**Task objective:**
Repeat every line below exactly as it reads.

* Start Material supplied *

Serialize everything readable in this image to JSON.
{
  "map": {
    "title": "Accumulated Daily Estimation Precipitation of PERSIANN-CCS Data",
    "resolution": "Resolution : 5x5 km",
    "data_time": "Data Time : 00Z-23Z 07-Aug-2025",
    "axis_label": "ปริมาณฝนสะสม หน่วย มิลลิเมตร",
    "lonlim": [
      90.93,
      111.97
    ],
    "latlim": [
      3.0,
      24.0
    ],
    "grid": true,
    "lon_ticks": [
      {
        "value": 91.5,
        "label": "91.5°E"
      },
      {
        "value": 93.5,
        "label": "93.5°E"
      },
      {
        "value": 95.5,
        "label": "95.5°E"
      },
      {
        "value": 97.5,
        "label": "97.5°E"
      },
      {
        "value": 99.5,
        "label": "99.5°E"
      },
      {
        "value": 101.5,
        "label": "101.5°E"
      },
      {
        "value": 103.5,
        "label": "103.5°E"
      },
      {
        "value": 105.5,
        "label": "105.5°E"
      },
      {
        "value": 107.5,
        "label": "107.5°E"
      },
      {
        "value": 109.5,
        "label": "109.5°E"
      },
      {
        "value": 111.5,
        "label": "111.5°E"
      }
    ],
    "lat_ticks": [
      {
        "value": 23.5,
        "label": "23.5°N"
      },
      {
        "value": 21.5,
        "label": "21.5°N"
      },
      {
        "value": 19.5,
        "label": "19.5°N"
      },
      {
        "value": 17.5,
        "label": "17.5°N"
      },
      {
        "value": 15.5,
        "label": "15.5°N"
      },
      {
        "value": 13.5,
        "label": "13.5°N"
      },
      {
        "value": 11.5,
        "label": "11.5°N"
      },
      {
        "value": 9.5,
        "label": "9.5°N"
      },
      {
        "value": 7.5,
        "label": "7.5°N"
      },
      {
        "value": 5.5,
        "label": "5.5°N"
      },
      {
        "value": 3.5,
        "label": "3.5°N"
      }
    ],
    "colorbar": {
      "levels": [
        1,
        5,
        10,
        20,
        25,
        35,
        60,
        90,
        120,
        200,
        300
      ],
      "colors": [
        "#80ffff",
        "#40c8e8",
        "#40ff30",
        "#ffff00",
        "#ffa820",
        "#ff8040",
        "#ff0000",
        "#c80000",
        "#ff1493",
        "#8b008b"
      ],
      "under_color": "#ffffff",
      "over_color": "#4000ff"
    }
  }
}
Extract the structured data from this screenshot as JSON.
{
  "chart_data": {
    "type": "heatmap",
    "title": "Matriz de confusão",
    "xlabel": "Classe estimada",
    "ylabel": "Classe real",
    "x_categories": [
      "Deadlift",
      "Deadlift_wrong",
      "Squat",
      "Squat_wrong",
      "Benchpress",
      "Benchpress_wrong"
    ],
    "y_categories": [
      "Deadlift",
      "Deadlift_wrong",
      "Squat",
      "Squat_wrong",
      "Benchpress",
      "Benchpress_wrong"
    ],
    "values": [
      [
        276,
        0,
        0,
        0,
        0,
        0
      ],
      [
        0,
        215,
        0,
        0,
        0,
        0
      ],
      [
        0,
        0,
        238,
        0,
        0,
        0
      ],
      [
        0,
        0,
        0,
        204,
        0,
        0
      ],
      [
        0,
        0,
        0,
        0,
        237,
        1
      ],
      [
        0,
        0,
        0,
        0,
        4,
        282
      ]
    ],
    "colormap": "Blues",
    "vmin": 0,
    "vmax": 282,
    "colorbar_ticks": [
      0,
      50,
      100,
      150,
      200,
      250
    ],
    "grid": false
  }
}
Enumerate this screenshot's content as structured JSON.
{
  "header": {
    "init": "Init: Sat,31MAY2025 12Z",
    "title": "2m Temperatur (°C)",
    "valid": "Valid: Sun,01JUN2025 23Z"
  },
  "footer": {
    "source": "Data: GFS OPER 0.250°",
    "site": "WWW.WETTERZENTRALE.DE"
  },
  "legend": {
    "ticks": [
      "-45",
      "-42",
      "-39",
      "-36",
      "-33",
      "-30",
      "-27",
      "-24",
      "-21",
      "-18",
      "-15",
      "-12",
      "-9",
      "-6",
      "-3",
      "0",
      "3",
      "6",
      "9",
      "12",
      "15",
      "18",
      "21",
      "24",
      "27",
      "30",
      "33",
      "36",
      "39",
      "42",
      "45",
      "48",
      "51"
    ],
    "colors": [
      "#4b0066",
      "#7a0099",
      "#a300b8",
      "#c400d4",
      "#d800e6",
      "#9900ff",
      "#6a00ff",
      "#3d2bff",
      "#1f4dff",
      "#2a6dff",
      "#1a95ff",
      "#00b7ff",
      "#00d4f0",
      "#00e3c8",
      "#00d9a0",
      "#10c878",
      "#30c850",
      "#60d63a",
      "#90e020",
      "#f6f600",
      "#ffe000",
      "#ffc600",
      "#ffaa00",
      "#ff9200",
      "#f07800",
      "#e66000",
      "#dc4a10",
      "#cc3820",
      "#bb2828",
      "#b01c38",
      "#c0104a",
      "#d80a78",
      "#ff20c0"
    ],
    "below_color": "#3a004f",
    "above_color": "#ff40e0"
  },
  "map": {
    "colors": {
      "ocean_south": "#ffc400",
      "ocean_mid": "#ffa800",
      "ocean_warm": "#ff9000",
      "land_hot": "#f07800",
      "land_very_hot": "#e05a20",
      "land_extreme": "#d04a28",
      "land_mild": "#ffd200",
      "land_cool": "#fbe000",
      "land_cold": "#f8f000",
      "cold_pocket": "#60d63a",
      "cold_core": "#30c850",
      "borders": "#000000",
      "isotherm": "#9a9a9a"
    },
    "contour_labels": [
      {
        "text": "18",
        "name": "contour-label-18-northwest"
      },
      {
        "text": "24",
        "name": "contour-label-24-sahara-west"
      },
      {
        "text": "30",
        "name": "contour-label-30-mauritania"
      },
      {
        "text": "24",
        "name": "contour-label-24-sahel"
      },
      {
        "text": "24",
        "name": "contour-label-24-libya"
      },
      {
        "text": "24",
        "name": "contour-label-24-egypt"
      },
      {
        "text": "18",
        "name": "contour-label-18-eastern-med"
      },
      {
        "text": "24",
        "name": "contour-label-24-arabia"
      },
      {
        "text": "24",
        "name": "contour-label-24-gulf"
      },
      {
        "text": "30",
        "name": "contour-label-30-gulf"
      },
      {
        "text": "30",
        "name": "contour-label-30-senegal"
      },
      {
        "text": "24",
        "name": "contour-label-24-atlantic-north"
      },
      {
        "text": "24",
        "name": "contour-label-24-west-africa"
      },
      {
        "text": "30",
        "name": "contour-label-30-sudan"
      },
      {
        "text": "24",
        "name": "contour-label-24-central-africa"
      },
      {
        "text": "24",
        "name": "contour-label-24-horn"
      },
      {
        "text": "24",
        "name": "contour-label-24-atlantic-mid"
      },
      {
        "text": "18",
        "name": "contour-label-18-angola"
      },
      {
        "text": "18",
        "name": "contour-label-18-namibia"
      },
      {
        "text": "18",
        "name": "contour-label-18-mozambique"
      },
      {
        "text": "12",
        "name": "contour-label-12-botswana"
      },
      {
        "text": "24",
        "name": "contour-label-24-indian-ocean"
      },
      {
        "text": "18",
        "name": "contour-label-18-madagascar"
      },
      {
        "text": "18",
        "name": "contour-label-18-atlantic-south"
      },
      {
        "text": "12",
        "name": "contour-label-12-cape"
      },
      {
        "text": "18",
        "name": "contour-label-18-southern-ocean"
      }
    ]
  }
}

* End Material supplied *

**Answer to the exercise:**
Serialize everything readable in this image to JSON.
{
  "map": {
    "title": "Accumulated Daily Estimation Precipitation of PERSIANN-CCS Data",
    "resolution": "Resolution : 5x5 km",
    "data_time": "Data Time : 00Z-23Z 07-Aug-2025",
    "axis_label": "ปริมาณฝนสะสม หน่วย มิลลิเมตร",
    "lonlim": [
      90.93,
      111.97
    ],
    "latlim": [
      3.0,
      24.0
    ],
    "grid": true,
    "lon_ticks": [
      {
        "value": 91.5,
        "label": "91.5°E"
      },
      {
        "value": 93.5,
        "label": "93.5°E"
      },
      {
        "value": 95.5,
        "label": "95.5°E"
      },
      {
        "value": 97.5,
        "label": "97.5°E"
      },
      {
        "value": 99.5,
        "label": "99.5°E"
      },
      {
        "value": 101.5,
        "label": "101.5°E"
      },
      {
        "value": 103.5,
        "label": "103.5°E"
      },
      {
        "value": 105.5,
        "label": "105.5°E"
      },
      {
        "value": 107.5,
        "label": "107.5°E"
      },
      {
        "value": 109.5,
        "label": "109.5°E"
      },
      {
        "value": 111.5,
        "label": "111.5°E"
      }
    ],
    "lat_ticks": [
      {
        "value": 23.5,
        "label": "23.5°N"
      },
      {
        "value": 21.5,
        "label": "21.5°N"
      },
      {
        "value": 19.5,
        "label": "19.5°N"
      },
      {
        "value": 17.5,
        "label": "17.5°N"
      },
      {
        "value": 15.5,
        "label": "15.5°N"
      },
      {
        "value": 13.5,
        "label": "13.5°N"
      },
      {
        "value": 11.5,
        "label": "11.5°N"
      },
      {
        "value": 9.5,
        "label": "9.5°N"
      },
      {
        "value": 7.5,
        "label": "7.5°N"
      },
      {
        "value": 5.5,
        "label": "5.5°N"
      },
      {
        "value": 3.5,
        "label": "3.5°N"
      }
    ],
    "colorbar": {
      "levels": [
        1,
        5,
        10,
        20,
        25,
        35,
        60,
        90,
        120,
        200,
        300
      ],
      "colors": [
        "#80ffff",
        "#40c8e8",
        "#40ff30",
        "#ffff00",
        "#ffa820",
        "#ff8040",
        "#ff0000",
        "#c80000",
        "#ff1493",
        "#8b008b"
      ],
      "under_color": "#ffffff",
      "over_color": "#4000ff"
    }
  }
}
Extract the structured data from this screenshot as JSON.
{
  "chart_data": {
    "type": "heatmap",
    "title": "Matriz de confusão",
    "xlabel": "Classe estimada",
    "ylabel": "Classe real",
    "x_categories": [
      "Deadlift",
      "Deadlift_wrong",
      "Squat",
      "Squat_wrong",
      "Benchpress",
      "Benchpress_wrong"
    ],
    "y_categories": [
      "Deadlift",
      "Deadlift_wrong",
      "Squat",
      "Squat_wrong",
      "Benchpress",
      "Benchpress_wrong"
    ],
    "values": [
      [
        276,
        0,
        0,
        0,
        0,
        0
      ],
      [
        0,
        215,
        0,
        0,
        0,
        0
      ],
      [
        0,
        0,
        238,
        0,
        0,
        0
      ],
      [
        0,
        0,
        0,
        204,
        0,
        0
      ],
      [
        0,
        0,
        0,
        0,
        237,
        1
      ],
      [
        0,
        0,
        0,
        0,
        4,
        282
      ]
    ],
    "colormap": "Blues",
    "vmin": 0,
    "vmax": 282,
    "colorbar_ticks": [
      0,
      50,
      100,
      150,
      200,
      250
    ],
    "grid": false
  }
}
Enumerate this screenshot's content as structured JSON.
{
  "header": {
    "init": "Init: Sat,31MAY2025 12Z",
    "title": "2m Temperatur (°C)",
    "valid": "Valid: Sun,01JUN2025 23Z"
  },
  "footer": {
    "source": "Data: GFS OPER 0.250°",
    "site": "WWW.WETTERZENTRALE.DE"
  },
  "legend": {
    "ticks": [
      "-45",
      "-42",
      "-39",
      "-36",
      "-33",
      "-30",
      "-27",
      "-24",
      "-21",
      "-18",
      "-15",
      "-12",
      "-9",
      "-6",
      "-3",
      "0",
      "3",
      "6",
      "9",
      "12",
      "15",
      "18",
      "21",
      "24",
      "27",
      "30",
      "33",
      "36",
      "39",
      "42",
      "45",
      "48",
      "51"
    ],
    "colors": [
      "#4b0066",
      "#7a0099",
      "#a300b8",
      "#c400d4",
      "#d800e6",
      "#9900ff",
      "#6a00ff",
      "#3d2bff",
      "#1f4dff",
      "#2a6dff",
      "#1a95ff",
      "#00b7ff",
      "#00d4f0",
      "#00e3c8",
      "#00d9a0",
      "#10c878",
      "#30c850",
      "#60d63a",
      "#90e020",
      "#f6f600",
      "#ffe000",
      "#ffc600",
      "#ffaa00",
      "#ff9200",
      "#f07800",
      "#e66000",
      "#dc4a10",
      "#cc3820",
      "#bb2828",
      "#b01c38",
      "#c0104a",
      "#d80a78",
      "#ff20c0"
    ],
    "below_color": "#3a004f",
    "above_color": "#ff40e0"
  },
  "map": {
    "colors": {
      "ocean_south": "#ffc400",
      "ocean_mid": "#ffa800",
      "ocean_warm": "#ff9000",
      "land_hot": "#f07800",
      "land_very_hot": "#e05a20",
      "land_extreme": "#d04a28",
      "land_mild": "#ffd200",
      "land_cool": "#fbe000",
      "land_cold": "#f8f000",
      "cold_pocket": "#60d63a",
      "cold_core": "#30c850",
      "borders": "#000000",
      "isotherm": "#9a9a9a"
    },
    "contour_labels": [
      {
        "text": "18",
        "name": "contour-label-18-northwest"
      },
      {
        "text": "24",
        "name": "contour-label-24-sahara-west"
      },
      {
        "text": "30",
        "name": "contour-label-30-mauritania"
      },
      {
        "text": "24",
        "name": "contour-label-24-sahel"
      },
      {
        "text": "24",
        "name": "contour-label-24-libya"
      },
      {
        "text": "24",
        "name": "contour-label-24-egypt"
      },
      {
        "text": "18",
        "name": "contour-label-18-eastern-med"
      },
      {
        "text": "24",
        "name": "contour-label-24-arabia"
      },
      {
        "text": "24",
        "name": "contour-label-24-gulf"
      },
      {
        "text": "30",
        "name": "contour-label-30-gulf"
      },
      {
        "text": "30",
        "name": "contour-label-30-senegal"
      },
      {
        "text": "24",
        "name": "contour-label-24-atlantic-north"
      },
      {
        "text": "24",
        "name": "contour-label-24-west-africa"
      },
      {
        "text": "30",
        "name": "contour-label-30-sudan"
      },
      {
        "text": "24",
        "name": "contour-label-24-central-africa"
      },
      {
        "text": "24",
        "name": "contour-label-24-horn"
      },
      {
        "text": "24",
        "name": "contour-label-24-atlantic-mid"
      },
      {
        "text": "18",
        "name": "contour-label-18-angola"
      },
      {
        "text": "18",
        "name": "contour-label-18-namibia"
      },
      {
        "text": "18",
        "name": "contour-label-18-mozambique"
      },
      {
        "text": "12",
        "name": "contour-label-12-botswana"
      },
      {
        "text": "24",
        "name": "contour-label-24-indian-ocean"
      },
      {
        "text": "18",
        "name": "contour-label-18-madagascar"
      },
      {
        "text": "18",
        "name": "contour-label-18-atlantic-south"
      },
      {
        "text": "12",
        "name": "contour-label-12-cape"
      },
      {
        "text": "18",
        "name": "contour-label-18-southern-ocean"
      }
    ]
  }
}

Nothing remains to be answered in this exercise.